- _What you should do_:
Without the images, write out all of the following entries exactly.

- _Stored data_:
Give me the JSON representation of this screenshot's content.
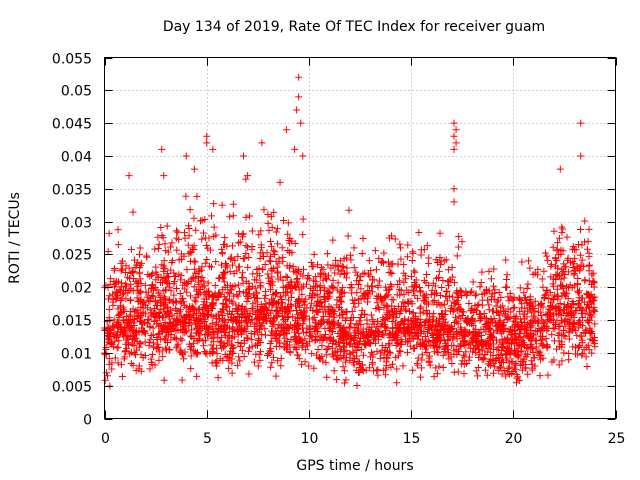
{
  "chart_data": {
    "type": "scatter",
    "title": "Day 134 of 2019, Rate Of TEC Index for receiver guam",
    "xlabel": "GPS time / hours",
    "ylabel": "ROTI / TECUs",
    "xlim": [
      0,
      25
    ],
    "ylim": [
      0,
      0.055
    ],
    "x_ticks": [
      0,
      5,
      10,
      15,
      20,
      25
    ],
    "x_tick_labels": [
      "0",
      "5",
      "10",
      "15",
      "20",
      "25"
    ],
    "y_ticks": [
      0,
      0.005,
      0.01,
      0.015,
      0.02,
      0.025,
      0.03,
      0.035,
      0.04,
      0.045,
      0.05,
      0.055
    ],
    "y_tick_labels": [
      "0",
      "0.005",
      "0.01",
      "0.015",
      "0.02",
      "0.025",
      "0.03",
      "0.035",
      "0.04",
      "0.045",
      "0.05",
      "0.055"
    ],
    "grid": true,
    "marker": "+",
    "series": [
      {
        "name": "ROTI",
        "color": "#ff0000",
        "profile": {
          "time_hours": [
            0,
            1,
            2,
            3,
            4,
            5,
            6,
            7,
            8,
            9,
            10,
            11,
            12,
            13,
            14,
            15,
            16,
            17,
            18,
            19,
            20,
            21,
            22,
            23,
            24
          ],
          "median_roti": [
            0.014,
            0.015,
            0.016,
            0.016,
            0.016,
            0.016,
            0.015,
            0.016,
            0.017,
            0.017,
            0.016,
            0.015,
            0.013,
            0.014,
            0.015,
            0.015,
            0.014,
            0.014,
            0.013,
            0.013,
            0.012,
            0.013,
            0.017,
            0.018,
            0.016
          ],
          "upper_envelope_roti": [
            0.033,
            0.031,
            0.033,
            0.034,
            0.037,
            0.038,
            0.036,
            0.037,
            0.036,
            0.036,
            0.033,
            0.029,
            0.033,
            0.029,
            0.033,
            0.03,
            0.029,
            0.029,
            0.027,
            0.026,
            0.025,
            0.028,
            0.037,
            0.037,
            0.031
          ],
          "lower_envelope_roti": [
            0.002,
            0.004,
            0.005,
            0.005,
            0.005,
            0.005,
            0.005,
            0.005,
            0.005,
            0.005,
            0.005,
            0.004,
            0.003,
            0.004,
            0.004,
            0.005,
            0.005,
            0.005,
            0.005,
            0.004,
            0.003,
            0.004,
            0.005,
            0.004,
            0.003
          ]
        },
        "notable_points": [
          {
            "x": 9.5,
            "y": 0.052
          },
          {
            "x": 9.5,
            "y": 0.049
          },
          {
            "x": 9.4,
            "y": 0.047
          },
          {
            "x": 9.6,
            "y": 0.045
          },
          {
            "x": 8.9,
            "y": 0.044
          },
          {
            "x": 17.1,
            "y": 0.045
          },
          {
            "x": 17.2,
            "y": 0.044
          },
          {
            "x": 17.1,
            "y": 0.043
          },
          {
            "x": 17.2,
            "y": 0.042
          },
          {
            "x": 17.1,
            "y": 0.041
          },
          {
            "x": 23.3,
            "y": 0.045
          },
          {
            "x": 23.3,
            "y": 0.04
          },
          {
            "x": 5.0,
            "y": 0.043
          },
          {
            "x": 5.0,
            "y": 0.042
          },
          {
            "x": 2.8,
            "y": 0.041
          },
          {
            "x": 5.3,
            "y": 0.041
          },
          {
            "x": 9.7,
            "y": 0.04
          },
          {
            "x": 9.3,
            "y": 0.041
          },
          {
            "x": 7.7,
            "y": 0.042
          },
          {
            "x": 4.0,
            "y": 0.04
          },
          {
            "x": 4.4,
            "y": 0.038
          },
          {
            "x": 6.8,
            "y": 0.04
          },
          {
            "x": 22.3,
            "y": 0.038
          },
          {
            "x": 17.1,
            "y": 0.035
          },
          {
            "x": 17.1,
            "y": 0.033
          },
          {
            "x": 1.2,
            "y": 0.037
          },
          {
            "x": 2.9,
            "y": 0.037
          },
          {
            "x": 7.0,
            "y": 0.037
          }
        ]
      }
    ]
  }
}
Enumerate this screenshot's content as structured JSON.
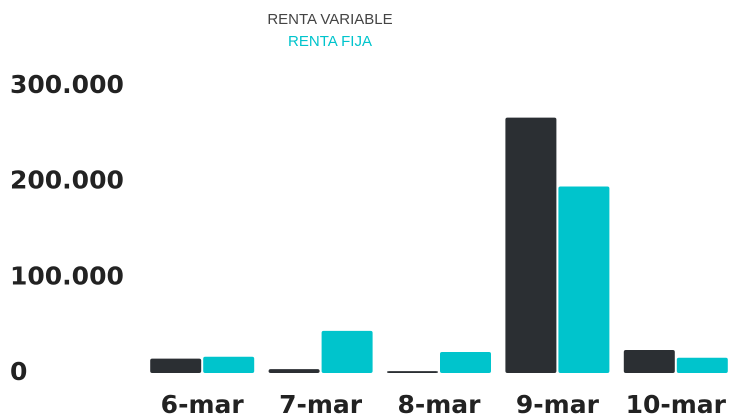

- _Written response_:
Give me the JSON representation of this screenshot's content.
{
  "chart_data": {
    "type": "scatter",
    "title": "Day 134 of 2019, Rate Of TEC Index for receiver guam",
    "xlabel": "GPS time / hours",
    "ylabel": "ROTI / TECUs",
    "xlim": [
      0,
      25
    ],
    "ylim": [
      0,
      0.055
    ],
    "x_ticks": [
      0,
      5,
      10,
      15,
      20,
      25
    ],
    "x_tick_labels": [
      "0",
      "5",
      "10",
      "15",
      "20",
      "25"
    ],
    "y_ticks": [
      0,
      0.005,
      0.01,
      0.015,
      0.02,
      0.025,
      0.03,
      0.035,
      0.04,
      0.045,
      0.05,
      0.055
    ],
    "y_tick_labels": [
      "0",
      "0.005",
      "0.01",
      "0.015",
      "0.02",
      "0.025",
      "0.03",
      "0.035",
      "0.04",
      "0.045",
      "0.05",
      "0.055"
    ],
    "grid": true,
    "marker": "+",
    "series": [
      {
        "name": "ROTI",
        "color": "#ff0000",
        "profile": {
          "time_hours": [
            0,
            1,
            2,
            3,
            4,
            5,
            6,
            7,
            8,
            9,
            10,
            11,
            12,
            13,
            14,
            15,
            16,
            17,
            18,
            19,
            20,
            21,
            22,
            23,
            24
          ],
          "median_roti": [
            0.014,
            0.015,
            0.016,
            0.016,
            0.016,
            0.016,
            0.015,
            0.016,
            0.017,
            0.017,
            0.016,
            0.015,
            0.013,
            0.014,
            0.015,
            0.015,
            0.014,
            0.014,
            0.013,
            0.013,
            0.012,
            0.013,
            0.017,
            0.018,
            0.016
          ],
          "upper_envelope_roti": [
            0.033,
            0.031,
            0.033,
            0.034,
            0.037,
            0.038,
            0.036,
            0.037,
            0.036,
            0.036,
            0.033,
            0.029,
            0.033,
            0.029,
            0.033,
            0.03,
            0.029,
            0.029,
            0.027,
            0.026,
            0.025,
            0.028,
            0.037,
            0.037,
            0.031
          ],
          "lower_envelope_roti": [
            0.002,
            0.004,
            0.005,
            0.005,
            0.005,
            0.005,
            0.005,
            0.005,
            0.005,
            0.005,
            0.005,
            0.004,
            0.003,
            0.004,
            0.004,
            0.005,
            0.005,
            0.005,
            0.005,
            0.004,
            0.003,
            0.004,
            0.005,
            0.004,
            0.003
          ]
        },
        "notable_points": [
          {
            "x": 9.5,
            "y": 0.052
          },
          {
            "x": 9.5,
            "y": 0.049
          },
          {
            "x": 9.4,
            "y": 0.047
          },
          {
            "x": 9.6,
            "y": 0.045
          },
          {
            "x": 8.9,
            "y": 0.044
          },
          {
            "x": 17.1,
            "y": 0.045
          },
          {
            "x": 17.2,
            "y": 0.044
          },
          {
            "x": 17.1,
            "y": 0.043
          },
          {
            "x": 17.2,
            "y": 0.042
          },
          {
            "x": 17.1,
            "y": 0.041
          },
          {
            "x": 23.3,
            "y": 0.045
          },
          {
            "x": 23.3,
            "y": 0.04
          },
          {
            "x": 5.0,
            "y": 0.043
          },
          {
            "x": 5.0,
            "y": 0.042
          },
          {
            "x": 2.8,
            "y": 0.041
          },
          {
            "x": 5.3,
            "y": 0.041
          },
          {
            "x": 9.7,
            "y": 0.04
          },
          {
            "x": 9.3,
            "y": 0.041
          },
          {
            "x": 7.7,
            "y": 0.042
          },
          {
            "x": 4.0,
            "y": 0.04
          },
          {
            "x": 4.4,
            "y": 0.038
          },
          {
            "x": 6.8,
            "y": 0.04
          },
          {
            "x": 22.3,
            "y": 0.038
          },
          {
            "x": 17.1,
            "y": 0.035
          },
          {
            "x": 17.1,
            "y": 0.033
          },
          {
            "x": 1.2,
            "y": 0.037
          },
          {
            "x": 2.9,
            "y": 0.037
          },
          {
            "x": 7.0,
            "y": 0.037
          }
        ]
      }
    ]
  }
}
Enumerate this screenshot's content as structured JSON.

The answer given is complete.